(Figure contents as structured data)
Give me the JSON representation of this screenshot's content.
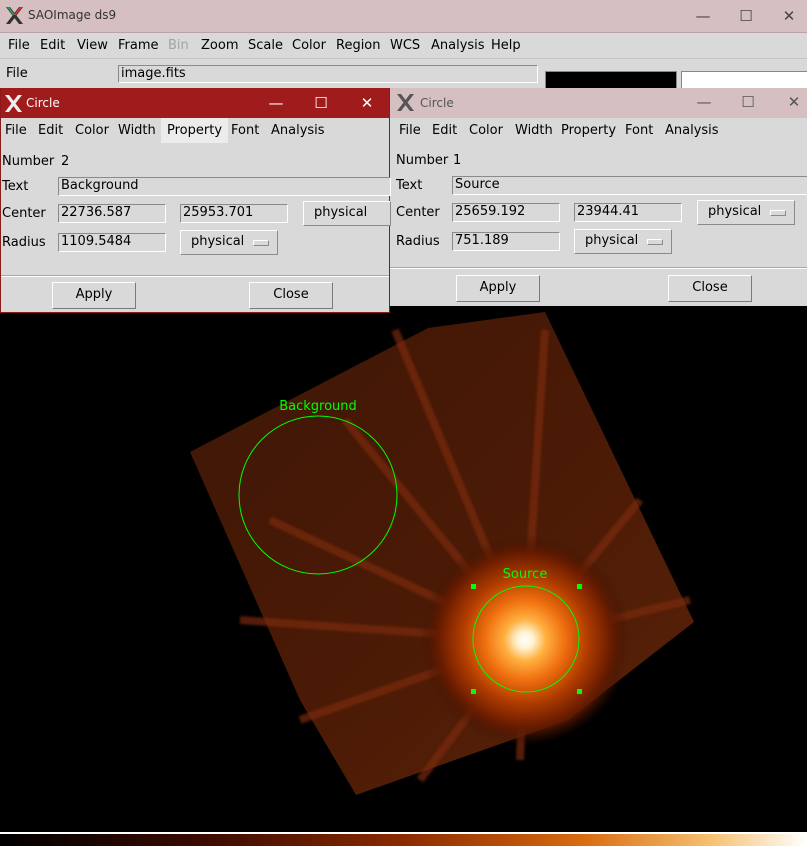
{
  "app": {
    "title": "SAOImage ds9",
    "menu": [
      "File",
      "Edit",
      "View",
      "Frame",
      "Bin",
      "Zoom",
      "Scale",
      "Color",
      "Region",
      "WCS",
      "Analysis",
      "Help"
    ],
    "disabled_menu": "Bin",
    "file_label": "File",
    "file_value": "image.fits"
  },
  "window_controls": {
    "minimize": "—",
    "maximize": "☐",
    "close": "✕"
  },
  "dialogs": {
    "background": {
      "title": "Circle",
      "menu": [
        "File",
        "Edit",
        "Color",
        "Width",
        "Property",
        "Font",
        "Analysis"
      ],
      "active_menu": "Property",
      "number_label": "Number",
      "number": "2",
      "text_label": "Text",
      "text": "Background",
      "center_label": "Center",
      "center_x": "22736.587",
      "center_y": "25953.701",
      "center_system": "physical",
      "radius_label": "Radius",
      "radius": "1109.5484",
      "radius_system": "physical",
      "apply": "Apply",
      "close": "Close"
    },
    "source": {
      "title": "Circle",
      "menu": [
        "File",
        "Edit",
        "Color",
        "Width",
        "Property",
        "Font",
        "Analysis"
      ],
      "number_label": "Number",
      "number": "1",
      "text_label": "Text",
      "text": "Source",
      "center_label": "Center",
      "center_x": "25659.192",
      "center_y": "23944.41",
      "center_system": "physical",
      "radius_label": "Radius",
      "radius": "751.189",
      "radius_system": "physical",
      "apply": "Apply",
      "close": "Close"
    }
  },
  "regions": {
    "background_label": "Background",
    "source_label": "Source",
    "color": "#00ff00"
  },
  "colors": {
    "active_title": "#a01c1c",
    "inactive_title": "#d5bfc1",
    "panel": "#d9d9d9",
    "region": "#00ff00"
  }
}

* **SET EXERCISE**:
Pictures are excluded; repeat every record exactly.

* **WRITTEN RESPONSE**:
Give me the JSON representation of this screenshot's content.
{
  "app": {
    "title": "SAOImage ds9",
    "menu": [
      "File",
      "Edit",
      "View",
      "Frame",
      "Bin",
      "Zoom",
      "Scale",
      "Color",
      "Region",
      "WCS",
      "Analysis",
      "Help"
    ],
    "disabled_menu": "Bin",
    "file_label": "File",
    "file_value": "image.fits"
  },
  "window_controls": {
    "minimize": "—",
    "maximize": "☐",
    "close": "✕"
  },
  "dialogs": {
    "background": {
      "title": "Circle",
      "menu": [
        "File",
        "Edit",
        "Color",
        "Width",
        "Property",
        "Font",
        "Analysis"
      ],
      "active_menu": "Property",
      "number_label": "Number",
      "number": "2",
      "text_label": "Text",
      "text": "Background",
      "center_label": "Center",
      "center_x": "22736.587",
      "center_y": "25953.701",
      "center_system": "physical",
      "radius_label": "Radius",
      "radius": "1109.5484",
      "radius_system": "physical",
      "apply": "Apply",
      "close": "Close"
    },
    "source": {
      "title": "Circle",
      "menu": [
        "File",
        "Edit",
        "Color",
        "Width",
        "Property",
        "Font",
        "Analysis"
      ],
      "number_label": "Number",
      "number": "1",
      "text_label": "Text",
      "text": "Source",
      "center_label": "Center",
      "center_x": "25659.192",
      "center_y": "23944.41",
      "center_system": "physical",
      "radius_label": "Radius",
      "radius": "751.189",
      "radius_system": "physical",
      "apply": "Apply",
      "close": "Close"
    }
  },
  "regions": {
    "background_label": "Background",
    "source_label": "Source",
    "color": "#00ff00"
  },
  "colors": {
    "active_title": "#a01c1c",
    "inactive_title": "#d5bfc1",
    "panel": "#d9d9d9",
    "region": "#00ff00"
  }
}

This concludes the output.